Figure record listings

________________

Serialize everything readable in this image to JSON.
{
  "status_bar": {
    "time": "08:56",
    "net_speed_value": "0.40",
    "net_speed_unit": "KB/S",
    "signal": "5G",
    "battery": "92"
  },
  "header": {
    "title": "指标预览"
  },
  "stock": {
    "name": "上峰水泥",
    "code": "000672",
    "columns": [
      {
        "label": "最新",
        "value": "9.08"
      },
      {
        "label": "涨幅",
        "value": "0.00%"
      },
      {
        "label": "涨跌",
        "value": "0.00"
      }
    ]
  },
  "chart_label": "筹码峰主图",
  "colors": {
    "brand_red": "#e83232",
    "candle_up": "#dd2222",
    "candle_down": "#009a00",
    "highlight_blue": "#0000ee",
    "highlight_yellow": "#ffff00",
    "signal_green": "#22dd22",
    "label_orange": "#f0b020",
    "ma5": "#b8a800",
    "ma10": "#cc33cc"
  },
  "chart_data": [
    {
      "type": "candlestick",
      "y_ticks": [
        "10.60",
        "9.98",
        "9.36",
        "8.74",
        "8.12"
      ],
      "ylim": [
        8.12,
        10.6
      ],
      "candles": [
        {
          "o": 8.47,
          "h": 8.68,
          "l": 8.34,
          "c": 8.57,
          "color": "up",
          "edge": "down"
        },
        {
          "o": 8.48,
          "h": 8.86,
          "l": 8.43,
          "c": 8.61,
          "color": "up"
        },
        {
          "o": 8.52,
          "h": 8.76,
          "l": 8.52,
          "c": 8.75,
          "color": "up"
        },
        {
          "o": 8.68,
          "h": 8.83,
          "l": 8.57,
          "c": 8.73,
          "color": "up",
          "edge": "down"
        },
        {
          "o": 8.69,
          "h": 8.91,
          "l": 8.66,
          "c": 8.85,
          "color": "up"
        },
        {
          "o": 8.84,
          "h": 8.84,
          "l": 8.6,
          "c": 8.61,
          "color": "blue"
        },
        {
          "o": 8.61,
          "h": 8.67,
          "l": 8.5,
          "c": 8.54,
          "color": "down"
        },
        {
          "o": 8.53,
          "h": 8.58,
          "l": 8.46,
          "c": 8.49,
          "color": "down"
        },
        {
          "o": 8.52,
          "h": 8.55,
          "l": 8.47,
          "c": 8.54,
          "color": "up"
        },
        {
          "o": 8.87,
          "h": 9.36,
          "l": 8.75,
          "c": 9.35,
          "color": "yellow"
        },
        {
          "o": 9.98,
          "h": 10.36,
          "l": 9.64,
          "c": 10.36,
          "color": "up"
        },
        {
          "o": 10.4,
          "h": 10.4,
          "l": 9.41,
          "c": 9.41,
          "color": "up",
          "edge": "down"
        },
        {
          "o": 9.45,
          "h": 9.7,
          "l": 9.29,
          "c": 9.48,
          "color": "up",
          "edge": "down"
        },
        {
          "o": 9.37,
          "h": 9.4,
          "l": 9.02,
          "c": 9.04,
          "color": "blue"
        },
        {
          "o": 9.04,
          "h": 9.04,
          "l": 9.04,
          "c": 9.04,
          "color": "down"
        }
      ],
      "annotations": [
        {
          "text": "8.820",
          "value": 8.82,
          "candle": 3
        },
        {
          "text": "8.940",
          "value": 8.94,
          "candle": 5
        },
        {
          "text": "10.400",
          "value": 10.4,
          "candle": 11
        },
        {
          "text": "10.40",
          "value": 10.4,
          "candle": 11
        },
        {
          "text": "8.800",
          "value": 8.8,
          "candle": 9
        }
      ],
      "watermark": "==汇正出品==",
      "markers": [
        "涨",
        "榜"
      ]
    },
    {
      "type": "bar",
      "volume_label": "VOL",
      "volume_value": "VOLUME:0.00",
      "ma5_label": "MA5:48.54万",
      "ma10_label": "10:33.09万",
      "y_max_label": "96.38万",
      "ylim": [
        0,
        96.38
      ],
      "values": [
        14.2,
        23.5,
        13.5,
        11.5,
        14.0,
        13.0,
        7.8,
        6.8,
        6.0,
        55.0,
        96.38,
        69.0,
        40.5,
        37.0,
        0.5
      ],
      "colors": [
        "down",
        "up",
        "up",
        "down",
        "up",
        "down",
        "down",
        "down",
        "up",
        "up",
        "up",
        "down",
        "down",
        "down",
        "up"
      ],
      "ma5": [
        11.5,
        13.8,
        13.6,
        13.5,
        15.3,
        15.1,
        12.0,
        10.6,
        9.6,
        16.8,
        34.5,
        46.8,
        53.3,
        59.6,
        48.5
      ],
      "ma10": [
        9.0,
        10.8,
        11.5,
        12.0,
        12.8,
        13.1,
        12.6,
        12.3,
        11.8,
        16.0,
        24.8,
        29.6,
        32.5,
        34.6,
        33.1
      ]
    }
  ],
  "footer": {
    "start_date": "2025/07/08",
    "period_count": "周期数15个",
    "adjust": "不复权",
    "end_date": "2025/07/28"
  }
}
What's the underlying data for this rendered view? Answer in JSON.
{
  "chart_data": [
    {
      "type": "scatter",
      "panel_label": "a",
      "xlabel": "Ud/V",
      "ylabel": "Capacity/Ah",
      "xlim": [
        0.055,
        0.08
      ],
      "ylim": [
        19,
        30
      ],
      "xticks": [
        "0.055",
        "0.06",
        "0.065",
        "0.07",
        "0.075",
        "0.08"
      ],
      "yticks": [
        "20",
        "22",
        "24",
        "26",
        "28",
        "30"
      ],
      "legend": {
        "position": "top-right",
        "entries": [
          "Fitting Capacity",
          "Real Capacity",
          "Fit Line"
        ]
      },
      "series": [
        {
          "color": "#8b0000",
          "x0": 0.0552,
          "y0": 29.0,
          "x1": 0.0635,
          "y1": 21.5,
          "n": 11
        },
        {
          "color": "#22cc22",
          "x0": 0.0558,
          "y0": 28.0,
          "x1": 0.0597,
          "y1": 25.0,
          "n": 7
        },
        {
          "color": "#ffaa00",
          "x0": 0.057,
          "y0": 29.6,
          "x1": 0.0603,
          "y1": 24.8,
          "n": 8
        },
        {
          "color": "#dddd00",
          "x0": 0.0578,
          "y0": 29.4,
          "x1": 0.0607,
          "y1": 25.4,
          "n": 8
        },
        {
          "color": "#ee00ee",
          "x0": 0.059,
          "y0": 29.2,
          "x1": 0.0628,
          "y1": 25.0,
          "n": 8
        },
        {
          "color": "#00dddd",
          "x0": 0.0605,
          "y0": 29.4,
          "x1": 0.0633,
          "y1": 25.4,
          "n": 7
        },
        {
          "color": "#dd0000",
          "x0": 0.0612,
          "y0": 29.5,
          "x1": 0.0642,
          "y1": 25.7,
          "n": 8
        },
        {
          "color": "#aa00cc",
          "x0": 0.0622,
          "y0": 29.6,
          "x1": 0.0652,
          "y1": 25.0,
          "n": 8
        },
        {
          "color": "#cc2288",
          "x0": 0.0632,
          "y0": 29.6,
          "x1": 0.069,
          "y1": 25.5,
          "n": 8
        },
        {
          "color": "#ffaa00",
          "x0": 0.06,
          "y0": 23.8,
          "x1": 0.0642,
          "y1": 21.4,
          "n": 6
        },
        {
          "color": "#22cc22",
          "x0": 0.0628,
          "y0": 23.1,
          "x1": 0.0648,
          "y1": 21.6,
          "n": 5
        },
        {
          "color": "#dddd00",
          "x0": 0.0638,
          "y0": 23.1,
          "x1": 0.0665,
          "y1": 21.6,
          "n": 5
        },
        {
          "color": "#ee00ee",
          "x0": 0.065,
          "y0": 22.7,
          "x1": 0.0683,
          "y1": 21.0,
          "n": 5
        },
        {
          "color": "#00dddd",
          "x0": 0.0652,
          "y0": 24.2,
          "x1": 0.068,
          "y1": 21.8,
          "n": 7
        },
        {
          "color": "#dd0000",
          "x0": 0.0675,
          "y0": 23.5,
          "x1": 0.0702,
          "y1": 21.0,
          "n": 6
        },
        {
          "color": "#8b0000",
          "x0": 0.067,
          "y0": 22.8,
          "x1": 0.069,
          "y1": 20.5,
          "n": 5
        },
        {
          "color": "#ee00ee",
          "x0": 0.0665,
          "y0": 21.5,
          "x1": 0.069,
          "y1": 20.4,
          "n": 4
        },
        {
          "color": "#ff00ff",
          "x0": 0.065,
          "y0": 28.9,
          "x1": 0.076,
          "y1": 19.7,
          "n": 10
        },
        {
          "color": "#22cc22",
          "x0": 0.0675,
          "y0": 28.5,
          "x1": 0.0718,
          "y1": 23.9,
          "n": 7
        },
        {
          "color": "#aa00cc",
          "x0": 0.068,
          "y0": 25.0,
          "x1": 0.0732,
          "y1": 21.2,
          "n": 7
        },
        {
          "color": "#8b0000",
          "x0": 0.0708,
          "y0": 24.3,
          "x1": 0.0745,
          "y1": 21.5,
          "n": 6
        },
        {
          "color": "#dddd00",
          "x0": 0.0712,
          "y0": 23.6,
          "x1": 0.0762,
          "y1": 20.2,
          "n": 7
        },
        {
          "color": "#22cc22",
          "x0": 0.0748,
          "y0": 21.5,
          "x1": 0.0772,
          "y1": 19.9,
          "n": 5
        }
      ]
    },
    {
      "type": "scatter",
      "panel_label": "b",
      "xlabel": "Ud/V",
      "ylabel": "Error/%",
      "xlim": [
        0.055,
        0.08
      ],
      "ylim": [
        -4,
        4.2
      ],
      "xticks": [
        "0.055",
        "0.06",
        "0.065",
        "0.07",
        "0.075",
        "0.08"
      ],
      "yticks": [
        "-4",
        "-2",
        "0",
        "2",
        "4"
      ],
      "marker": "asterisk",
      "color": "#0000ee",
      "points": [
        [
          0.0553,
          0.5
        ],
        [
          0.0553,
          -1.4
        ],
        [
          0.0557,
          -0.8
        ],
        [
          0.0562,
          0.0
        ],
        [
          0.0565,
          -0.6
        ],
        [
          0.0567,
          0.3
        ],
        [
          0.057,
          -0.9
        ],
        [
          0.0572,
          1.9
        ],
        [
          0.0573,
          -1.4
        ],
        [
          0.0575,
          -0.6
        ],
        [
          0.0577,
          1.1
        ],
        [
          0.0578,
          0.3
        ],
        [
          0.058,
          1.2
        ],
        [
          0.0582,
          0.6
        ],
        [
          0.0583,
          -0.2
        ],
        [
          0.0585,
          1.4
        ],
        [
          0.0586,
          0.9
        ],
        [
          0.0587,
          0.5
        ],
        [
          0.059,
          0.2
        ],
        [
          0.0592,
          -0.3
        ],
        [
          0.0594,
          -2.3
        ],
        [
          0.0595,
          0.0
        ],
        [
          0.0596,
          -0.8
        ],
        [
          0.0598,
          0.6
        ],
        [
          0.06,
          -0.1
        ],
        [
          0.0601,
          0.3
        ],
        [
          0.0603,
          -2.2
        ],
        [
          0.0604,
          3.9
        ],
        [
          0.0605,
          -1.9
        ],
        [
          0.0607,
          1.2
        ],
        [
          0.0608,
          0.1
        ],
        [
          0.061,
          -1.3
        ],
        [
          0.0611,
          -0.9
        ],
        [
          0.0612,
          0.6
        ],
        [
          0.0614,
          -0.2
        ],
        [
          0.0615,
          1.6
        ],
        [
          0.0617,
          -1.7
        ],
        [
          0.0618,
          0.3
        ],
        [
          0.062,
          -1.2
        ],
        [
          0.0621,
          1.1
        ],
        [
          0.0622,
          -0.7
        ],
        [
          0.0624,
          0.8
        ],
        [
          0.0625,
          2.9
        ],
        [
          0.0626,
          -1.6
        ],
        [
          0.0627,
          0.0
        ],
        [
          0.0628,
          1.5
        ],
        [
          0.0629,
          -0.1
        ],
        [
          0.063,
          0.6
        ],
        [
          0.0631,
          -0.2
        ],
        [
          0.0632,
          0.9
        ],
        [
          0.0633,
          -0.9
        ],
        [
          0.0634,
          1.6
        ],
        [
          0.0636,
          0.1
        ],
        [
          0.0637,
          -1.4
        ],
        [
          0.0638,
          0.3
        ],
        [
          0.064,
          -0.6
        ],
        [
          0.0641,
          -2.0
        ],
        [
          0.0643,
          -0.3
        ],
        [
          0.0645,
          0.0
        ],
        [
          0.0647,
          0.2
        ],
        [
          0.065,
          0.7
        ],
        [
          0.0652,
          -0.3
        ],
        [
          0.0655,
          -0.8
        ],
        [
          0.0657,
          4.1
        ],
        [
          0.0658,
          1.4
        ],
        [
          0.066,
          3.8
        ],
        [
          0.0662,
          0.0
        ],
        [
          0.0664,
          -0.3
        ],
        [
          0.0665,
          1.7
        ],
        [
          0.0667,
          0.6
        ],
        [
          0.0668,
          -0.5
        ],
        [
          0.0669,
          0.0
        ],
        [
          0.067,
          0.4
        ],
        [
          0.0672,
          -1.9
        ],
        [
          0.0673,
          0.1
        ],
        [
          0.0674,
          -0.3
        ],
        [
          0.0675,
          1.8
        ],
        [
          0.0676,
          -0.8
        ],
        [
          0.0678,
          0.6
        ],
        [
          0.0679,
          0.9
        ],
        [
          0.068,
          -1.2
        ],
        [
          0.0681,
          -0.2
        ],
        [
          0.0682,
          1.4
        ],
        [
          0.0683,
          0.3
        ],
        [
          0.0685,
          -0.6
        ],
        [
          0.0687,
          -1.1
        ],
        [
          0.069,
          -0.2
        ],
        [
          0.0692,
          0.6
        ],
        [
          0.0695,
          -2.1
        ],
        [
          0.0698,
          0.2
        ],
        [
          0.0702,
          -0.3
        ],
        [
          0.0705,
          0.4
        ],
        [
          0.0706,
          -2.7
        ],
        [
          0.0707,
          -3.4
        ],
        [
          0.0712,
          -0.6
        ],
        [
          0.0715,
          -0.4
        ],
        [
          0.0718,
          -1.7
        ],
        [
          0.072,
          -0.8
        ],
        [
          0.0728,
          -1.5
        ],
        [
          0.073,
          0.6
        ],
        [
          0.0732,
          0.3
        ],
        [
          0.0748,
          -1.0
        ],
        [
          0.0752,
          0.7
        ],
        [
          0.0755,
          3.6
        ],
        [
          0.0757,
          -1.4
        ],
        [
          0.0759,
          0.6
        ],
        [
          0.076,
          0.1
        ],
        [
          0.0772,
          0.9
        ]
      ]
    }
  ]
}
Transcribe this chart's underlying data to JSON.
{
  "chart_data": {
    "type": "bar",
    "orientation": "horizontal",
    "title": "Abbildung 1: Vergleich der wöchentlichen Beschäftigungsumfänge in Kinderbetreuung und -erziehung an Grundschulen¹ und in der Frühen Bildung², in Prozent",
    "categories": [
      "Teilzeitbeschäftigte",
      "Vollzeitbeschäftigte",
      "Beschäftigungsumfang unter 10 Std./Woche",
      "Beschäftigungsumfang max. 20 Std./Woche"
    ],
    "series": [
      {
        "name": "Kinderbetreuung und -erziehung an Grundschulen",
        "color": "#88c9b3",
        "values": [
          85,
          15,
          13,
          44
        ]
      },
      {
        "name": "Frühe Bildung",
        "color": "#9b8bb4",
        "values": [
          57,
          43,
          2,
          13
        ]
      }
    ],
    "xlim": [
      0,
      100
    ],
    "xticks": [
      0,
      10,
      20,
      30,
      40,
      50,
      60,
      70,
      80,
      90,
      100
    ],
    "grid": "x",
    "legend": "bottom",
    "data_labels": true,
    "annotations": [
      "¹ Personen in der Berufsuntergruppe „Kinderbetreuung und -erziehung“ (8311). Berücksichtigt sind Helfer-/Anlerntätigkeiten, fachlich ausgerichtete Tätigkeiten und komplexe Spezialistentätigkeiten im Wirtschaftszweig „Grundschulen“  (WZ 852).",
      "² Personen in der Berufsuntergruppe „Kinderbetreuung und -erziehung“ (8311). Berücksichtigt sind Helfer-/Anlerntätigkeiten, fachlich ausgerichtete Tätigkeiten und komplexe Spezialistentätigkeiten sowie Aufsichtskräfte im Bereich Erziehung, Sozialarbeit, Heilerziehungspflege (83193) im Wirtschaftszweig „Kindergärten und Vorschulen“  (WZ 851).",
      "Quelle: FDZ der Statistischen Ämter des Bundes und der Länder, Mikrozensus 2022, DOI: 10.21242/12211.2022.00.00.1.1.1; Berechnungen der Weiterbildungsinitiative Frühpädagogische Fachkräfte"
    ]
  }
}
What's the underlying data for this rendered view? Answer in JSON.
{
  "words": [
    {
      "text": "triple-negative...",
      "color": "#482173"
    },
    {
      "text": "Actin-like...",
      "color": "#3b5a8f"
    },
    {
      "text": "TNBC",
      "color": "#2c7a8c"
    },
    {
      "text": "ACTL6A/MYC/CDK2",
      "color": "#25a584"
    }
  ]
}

________________

Given problem: Every line of the records that includes the word "type" should be gathered.

Worked solution:
      "type": "candlestick",
      "type": "bar",
      "type": "scatter",
      "type": "scatter",
    "type": "bar",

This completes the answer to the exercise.